(EXERCISE TASK): Print out the entries below with no edits.

(SUPPLIED RECORDS):
--------------------------------

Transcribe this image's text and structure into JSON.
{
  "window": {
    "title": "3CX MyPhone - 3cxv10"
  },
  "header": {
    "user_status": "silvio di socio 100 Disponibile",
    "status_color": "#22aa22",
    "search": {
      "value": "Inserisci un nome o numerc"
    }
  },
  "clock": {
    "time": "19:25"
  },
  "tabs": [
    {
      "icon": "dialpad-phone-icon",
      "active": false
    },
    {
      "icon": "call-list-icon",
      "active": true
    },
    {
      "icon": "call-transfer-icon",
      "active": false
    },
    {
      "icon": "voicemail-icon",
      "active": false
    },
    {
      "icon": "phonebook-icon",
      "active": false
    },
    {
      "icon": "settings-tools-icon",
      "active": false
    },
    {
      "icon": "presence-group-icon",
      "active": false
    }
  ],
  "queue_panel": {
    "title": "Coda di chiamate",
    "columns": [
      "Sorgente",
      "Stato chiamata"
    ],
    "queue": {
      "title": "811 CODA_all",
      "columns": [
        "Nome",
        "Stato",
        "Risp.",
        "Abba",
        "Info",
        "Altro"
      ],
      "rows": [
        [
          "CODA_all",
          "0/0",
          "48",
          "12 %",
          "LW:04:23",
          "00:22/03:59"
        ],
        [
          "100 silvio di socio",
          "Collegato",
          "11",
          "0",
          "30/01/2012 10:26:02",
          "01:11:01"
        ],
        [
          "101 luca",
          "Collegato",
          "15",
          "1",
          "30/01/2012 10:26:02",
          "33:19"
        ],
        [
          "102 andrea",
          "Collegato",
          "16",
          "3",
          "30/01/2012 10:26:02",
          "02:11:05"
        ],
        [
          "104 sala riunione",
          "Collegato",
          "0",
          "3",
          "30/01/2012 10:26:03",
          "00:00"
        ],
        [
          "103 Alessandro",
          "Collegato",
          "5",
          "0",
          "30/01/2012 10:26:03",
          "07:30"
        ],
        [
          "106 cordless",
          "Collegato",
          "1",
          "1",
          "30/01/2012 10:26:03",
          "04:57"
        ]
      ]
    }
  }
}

--------------------------------

(SOLUTION FOR THIS TASK):
Transcribe this image's text and structure into JSON.
{
  "window": {
    "title": "3CX MyPhone - 3cxv10"
  },
  "header": {
    "user_status": "silvio di socio 100 Disponibile",
    "status_color": "#22aa22",
    "search": {
      "value": "Inserisci un nome o numerc"
    }
  },
  "clock": {
    "time": "19:25"
  },
  "tabs": [
    {
      "icon": "dialpad-phone-icon",
      "active": false
    },
    {
      "icon": "call-list-icon",
      "active": true
    },
    {
      "icon": "call-transfer-icon",
      "active": false
    },
    {
      "icon": "voicemail-icon",
      "active": false
    },
    {
      "icon": "phonebook-icon",
      "active": false
    },
    {
      "icon": "settings-tools-icon",
      "active": false
    },
    {
      "icon": "presence-group-icon",
      "active": false
    }
  ],
  "queue_panel": {
    "title": "Coda di chiamate",
    "columns": [
      "Sorgente",
      "Stato chiamata"
    ],
    "queue": {
      "title": "811 CODA_all",
      "columns": [
        "Nome",
        "Stato",
        "Risp.",
        "Abba",
        "Info",
        "Altro"
      ],
      "rows": [
        [
          "CODA_all",
          "0/0",
          "48",
          "12 %",
          "LW:04:23",
          "00:22/03:59"
        ],
        [
          "100 silvio di socio",
          "Collegato",
          "11",
          "0",
          "30/01/2012 10:26:02",
          "01:11:01"
        ],
        [
          "101 luca",
          "Collegato",
          "15",
          "1",
          "30/01/2012 10:26:02",
          "33:19"
        ],
        [
          "102 andrea",
          "Collegato",
          "16",
          "3",
          "30/01/2012 10:26:02",
          "02:11:05"
        ],
        [
          "104 sala riunione",
          "Collegato",
          "0",
          "3",
          "30/01/2012 10:26:03",
          "00:00"
        ],
        [
          "103 Alessandro",
          "Collegato",
          "5",
          "0",
          "30/01/2012 10:26:03",
          "07:30"
        ],
        [
          "106 cordless",
          "Collegato",
          "1",
          "1",
          "30/01/2012 10:26:03",
          "04:57"
        ]
      ]
    }
  }
}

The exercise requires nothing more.